Instructions for the task
What is needed here is an exact copy of every entry.

Supplied records

┄┄┄┄┄┄┄┄┄┄┄┄┄┄┄┄┄┄┄┄

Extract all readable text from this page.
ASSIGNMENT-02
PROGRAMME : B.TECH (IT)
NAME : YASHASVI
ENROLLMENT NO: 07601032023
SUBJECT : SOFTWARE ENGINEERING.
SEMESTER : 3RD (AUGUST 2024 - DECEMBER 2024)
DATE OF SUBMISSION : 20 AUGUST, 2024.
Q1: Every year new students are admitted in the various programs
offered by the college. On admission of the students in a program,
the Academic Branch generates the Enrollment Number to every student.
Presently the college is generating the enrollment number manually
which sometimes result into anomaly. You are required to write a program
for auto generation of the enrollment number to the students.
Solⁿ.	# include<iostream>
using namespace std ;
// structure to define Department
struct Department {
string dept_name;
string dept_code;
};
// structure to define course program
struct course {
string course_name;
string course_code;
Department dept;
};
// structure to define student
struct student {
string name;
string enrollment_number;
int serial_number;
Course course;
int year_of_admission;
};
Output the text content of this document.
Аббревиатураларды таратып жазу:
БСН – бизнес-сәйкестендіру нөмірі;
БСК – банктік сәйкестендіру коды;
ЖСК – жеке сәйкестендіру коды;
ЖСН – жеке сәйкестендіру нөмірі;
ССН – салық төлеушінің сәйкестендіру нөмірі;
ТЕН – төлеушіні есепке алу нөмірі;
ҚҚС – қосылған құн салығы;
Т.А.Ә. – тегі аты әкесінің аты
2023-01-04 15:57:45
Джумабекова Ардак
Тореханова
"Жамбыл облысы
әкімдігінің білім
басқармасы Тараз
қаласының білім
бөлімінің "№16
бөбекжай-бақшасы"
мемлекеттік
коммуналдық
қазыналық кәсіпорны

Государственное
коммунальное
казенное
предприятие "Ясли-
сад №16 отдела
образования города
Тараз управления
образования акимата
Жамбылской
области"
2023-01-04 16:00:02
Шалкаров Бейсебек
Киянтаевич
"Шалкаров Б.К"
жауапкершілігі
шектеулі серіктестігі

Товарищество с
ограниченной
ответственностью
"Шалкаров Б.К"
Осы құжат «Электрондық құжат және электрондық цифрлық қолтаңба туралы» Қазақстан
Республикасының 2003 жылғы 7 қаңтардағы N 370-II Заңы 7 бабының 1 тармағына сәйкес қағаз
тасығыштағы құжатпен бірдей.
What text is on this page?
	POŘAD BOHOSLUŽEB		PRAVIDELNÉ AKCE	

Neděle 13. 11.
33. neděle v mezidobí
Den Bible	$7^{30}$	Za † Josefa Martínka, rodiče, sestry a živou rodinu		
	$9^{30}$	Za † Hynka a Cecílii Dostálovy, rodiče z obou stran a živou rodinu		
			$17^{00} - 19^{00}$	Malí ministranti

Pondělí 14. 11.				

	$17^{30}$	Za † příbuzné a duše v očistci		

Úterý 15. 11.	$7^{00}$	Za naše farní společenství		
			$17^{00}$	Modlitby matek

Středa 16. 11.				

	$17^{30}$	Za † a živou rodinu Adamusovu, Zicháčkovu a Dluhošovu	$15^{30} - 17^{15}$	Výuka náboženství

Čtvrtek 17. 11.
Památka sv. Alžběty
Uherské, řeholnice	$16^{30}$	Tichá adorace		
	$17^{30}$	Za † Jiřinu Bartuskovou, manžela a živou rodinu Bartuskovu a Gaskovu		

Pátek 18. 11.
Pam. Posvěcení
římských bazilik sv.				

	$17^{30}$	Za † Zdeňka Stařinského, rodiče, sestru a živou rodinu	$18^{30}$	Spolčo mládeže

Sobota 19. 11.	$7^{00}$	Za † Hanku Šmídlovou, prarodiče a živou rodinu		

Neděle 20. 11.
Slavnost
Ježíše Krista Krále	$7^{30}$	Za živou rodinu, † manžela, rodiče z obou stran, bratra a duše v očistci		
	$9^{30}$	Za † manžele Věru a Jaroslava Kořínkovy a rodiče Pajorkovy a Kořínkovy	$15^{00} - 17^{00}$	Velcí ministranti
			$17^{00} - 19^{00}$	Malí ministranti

┄┄┄┄┄┄┄┄┄┄┄┄┄┄┄┄┄┄┄┄

Completed task
Extract all readable text from this page.
ASSIGNMENT-02
PROGRAMME : B.TECH (IT)
NAME : YASHASVI
ENROLLMENT NO: 07601032023
SUBJECT : SOFTWARE ENGINEERING.
SEMESTER : 3RD (AUGUST 2024 - DECEMBER 2024)
DATE OF SUBMISSION : 20 AUGUST, 2024.
Q1: Every year new students are admitted in the various programs
offered by the college. On admission of the students in a program,
the Academic Branch generates the Enrollment Number to every student.
Presently the college is generating the enrollment number manually
which sometimes result into anomaly. You are required to write a program
for auto generation of the enrollment number to the students.
Solⁿ.	# include<iostream>
using namespace std ;
// structure to define Department
struct Department {
string dept_name;
string dept_code;
};
// structure to define course program
struct course {
string course_name;
string course_code;
Department dept;
};
// structure to define student
struct student {
string name;
string enrollment_number;
int serial_number;
Course course;
int year_of_admission;
};
Output the text content of this document.
Аббревиатураларды таратып жазу:
БСН – бизнес-сәйкестендіру нөмірі;
БСК – банктік сәйкестендіру коды;
ЖСК – жеке сәйкестендіру коды;
ЖСН – жеке сәйкестендіру нөмірі;
ССН – салық төлеушінің сәйкестендіру нөмірі;
ТЕН – төлеушіні есепке алу нөмірі;
ҚҚС – қосылған құн салығы;
Т.А.Ә. – тегі аты әкесінің аты
2023-01-04 15:57:45
Джумабекова Ардак
Тореханова
"Жамбыл облысы
әкімдігінің білім
басқармасы Тараз
қаласының білім
бөлімінің "№16
бөбекжай-бақшасы"
мемлекеттік
коммуналдық
қазыналық кәсіпорны

Государственное
коммунальное
казенное
предприятие "Ясли-
сад №16 отдела
образования города
Тараз управления
образования акимата
Жамбылской
области"
2023-01-04 16:00:02
Шалкаров Бейсебек
Киянтаевич
"Шалкаров Б.К"
жауапкершілігі
шектеулі серіктестігі

Товарищество с
ограниченной
ответственностью
"Шалкаров Б.К"
Осы құжат «Электрондық құжат және электрондық цифрлық қолтаңба туралы» Қазақстан
Республикасының 2003 жылғы 7 қаңтардағы N 370-II Заңы 7 бабының 1 тармағына сәйкес қағаз
тасығыштағы құжатпен бірдей.
What text is on this page?
	POŘAD BOHOSLUŽEB		PRAVIDELNÉ AKCE	

Neděle 13. 11.
33. neděle v mezidobí
Den Bible	$7^{30}$	Za † Josefa Martínka, rodiče, sestry a živou rodinu		
	$9^{30}$	Za † Hynka a Cecílii Dostálovy, rodiče z obou stran a živou rodinu		
			$17^{00} - 19^{00}$	Malí ministranti

Pondělí 14. 11.				

	$17^{30}$	Za † příbuzné a duše v očistci		

Úterý 15. 11.	$7^{00}$	Za naše farní společenství		
			$17^{00}$	Modlitby matek

Středa 16. 11.				

	$17^{30}$	Za † a živou rodinu Adamusovu, Zicháčkovu a Dluhošovu	$15^{30} - 17^{15}$	Výuka náboženství

Čtvrtek 17. 11.
Památka sv. Alžběty
Uherské, řeholnice	$16^{30}$	Tichá adorace		
	$17^{30}$	Za † Jiřinu Bartuskovou, manžela a živou rodinu Bartuskovu a Gaskovu		

Pátek 18. 11.
Pam. Posvěcení
římských bazilik sv.				

	$17^{30}$	Za † Zdeňka Stařinského, rodiče, sestru a živou rodinu	$18^{30}$	Spolčo mládeže

Sobota 19. 11.	$7^{00}$	Za † Hanku Šmídlovou, prarodiče a živou rodinu		

Neděle 20. 11.
Slavnost
Ježíše Krista Krále	$7^{30}$	Za živou rodinu, † manžela, rodiče z obou stran, bratra a duše v očistci		
	$9^{30}$	Za † manžele Věru a Jaroslava Kořínkovy a rodiče Pajorkovy a Kořínkovy	$15^{00} - 17^{00}$	Velcí ministranti
			$17^{00} - 19^{00}$	Malí ministranti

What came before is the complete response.